▸ Stated task:
Show all lines holding "sure".

▸ Records excerpted from a collection:
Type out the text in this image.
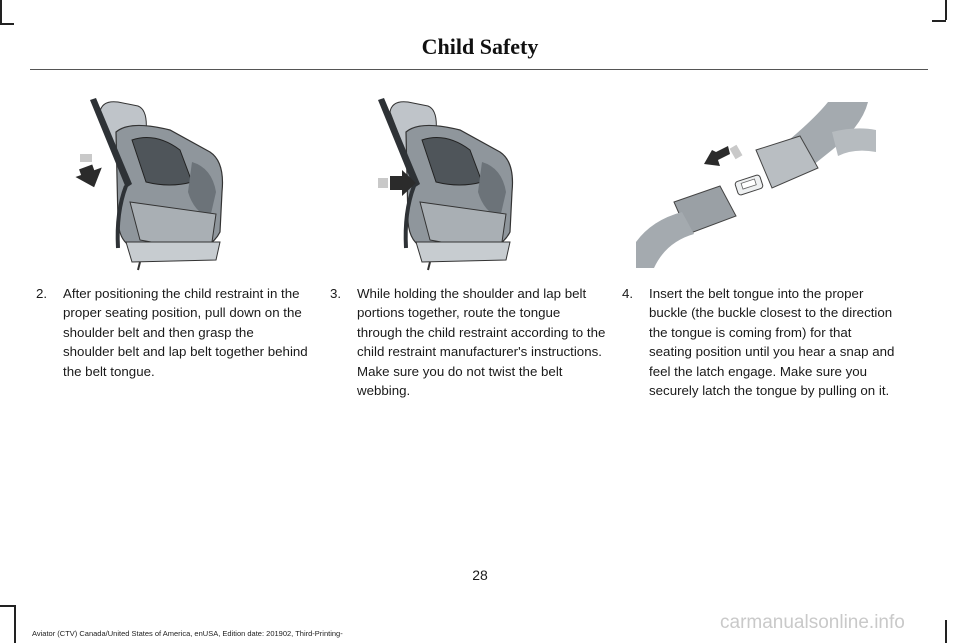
Child Safety
2. After positioning the child restraint in the proper seating position, pull down on the shoulder belt and then grasp the shoulder belt and lap belt together behind the belt tongue.
3. While holding the shoulder and lap belt portions together, route the tongue through the child restraint according to the child restraint manufacturer's instructions. Make sure you do not twist the belt webbing.
4. Insert the belt tongue into the proper buckle (the buckle closest to the direction the tongue is coming from) for that seating position until you hear a snap and feel the latch engage. Make sure you securely latch the tongue by pulling on it.
28
Aviator (CTV) Canada/United States of America, enUSA, Edition date: 201902, Third-Printing-
carmanualsonline.info
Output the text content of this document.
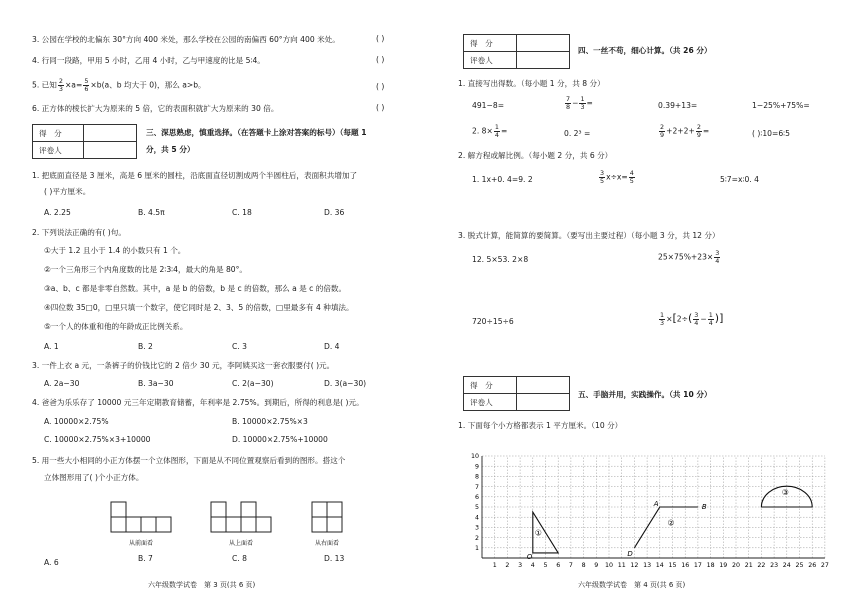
3. 公园在学校的北偏东 30°方向 400 米处，那么学校在公园的南偏西 60°方向 400 米处。	( )
4. 行同一段路，甲用 5 小时，乙用 4 小时，乙与甲速度的比是 5∶4。	( )
5. 已知 $\frac{2}{3} \times a= \frac{5}{6} \times b(a$、b 均大于 0)，那么 a>b。	( )
6. 正方体的棱长扩大为原来的 5 倍，它的表面积就扩大为原来的 30 倍。	( )
得　分	
评卷人	
三、深思熟虑，慎重选择。（在答题卡上涂对答案的标号）（每题 1
分，共 5 分）
1. 把底面直径是 3 厘米，高是 6 厘米的圆柱，沿底面直径切割成两个半圆柱后，表面积共增加了
( )平方厘米。
A. 2.25	B. 4.5π	C. 18	D. 36
2. 下列说法正确的有( )句。
①大于 1.2 且小于 1.4 的小数只有 1 个。
②一个三角形三个内角度数的比是 2∶3∶4，最大的角是 80°。
③a、b、c 都是非零自然数。其中，a 是 b 的倍数，b 是 c 的倍数，那么 a 是 c 的倍数。
④四位数 35□0，□里只填一个数字，使它同时是 2、3、5 的倍数，□里最多有 4 种填法。
⑤一个人的体重和他的年龄成正比例关系。
A. 1	B. 2	C. 3	D. 4
3. 一件上衣 a 元，一条裤子的价钱比它的 2 倍少 30 元，李阿姨买这一套衣服要付( )元。
A. 2a−30	B. 3a−30	C. 2(a−30)	D. 3(a−30)
4. 爸爸为乐乐存了 10000 元三年定期教育储蓄，年利率是 2.75%。到期后，所得的利息是( )元。
A. 10000×2.75%	B. 10000×2.75%×3
C. 10000×2.75%×3+10000	D. 10000×2.75%+10000
5. 用一些大小相同的小正方体摆一个立体图形，下面是从不同位置观察后看到的图形。搭这个
立体图形用了( )个小正方体。
从前面看	从上面看	从右面看
A. 6	B. 7	C. 8	D. 13
六年级数学试卷　第 3 页(共 6 页)
得　分	
评卷人	
四、一丝不苟，细心计算。（共 26 分）
1. 直接写出得数。（每小题 1 分，共 8 分）
491−8=	$\frac{7}{8} - \frac{1}{3}$ =	0.39+13=	1−25%+75%=
2. $8\times \frac{1}{4}$ =	0. 2³ =	$\frac{2}{9} +2+2+ \frac{2}{9}$ =	( )∶10=6∶5
2. 解方程或解比例。（每小题 2 分，共 6 分）
1. 1x+0. 4=9. 2	$\frac{3}{5} x\div x= \frac{4}{5}$	5∶7=x∶0. 4
3. 脱式计算，能简算的要简算。（要写出主要过程）（每小题 3 分，共 12 分）
12. 5×53. 2×8	$25\times 75\%+23\times \frac{3}{4}$
720÷15÷6	$\frac{1}{3} \times[2\div( \frac{3}{4} - \frac{1}{4}$ )]
得　分	
评卷人	
五、手脑并用，实践操作。（共 10 分）
1. 下面每个小方格都表示 1 平方厘米。（10 分）
1 2 3 4 5 6 7 8 9 10 11 12 13 14 15 16 17 18 19 20 21 22 23 24 25 26 27
1
2
3
4
5
6
7
8
9
10
A	B
D
O
①
②
③
六年级数学试卷　第 4 页(共 6 页)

▸ Solution for this exercise:
3. While holding the shoulder and lap belt portions together, route the tongue through the child restraint according to the child restraint manufacturer's instructions. Make sure you do not twist the belt webbing.
4. Insert the belt tongue into the proper buckle (the buckle closest to the direction the tongue is coming from) for that seating position until you hear a snap and feel the latch engage. Make sure you securely latch the tongue by pulling on it.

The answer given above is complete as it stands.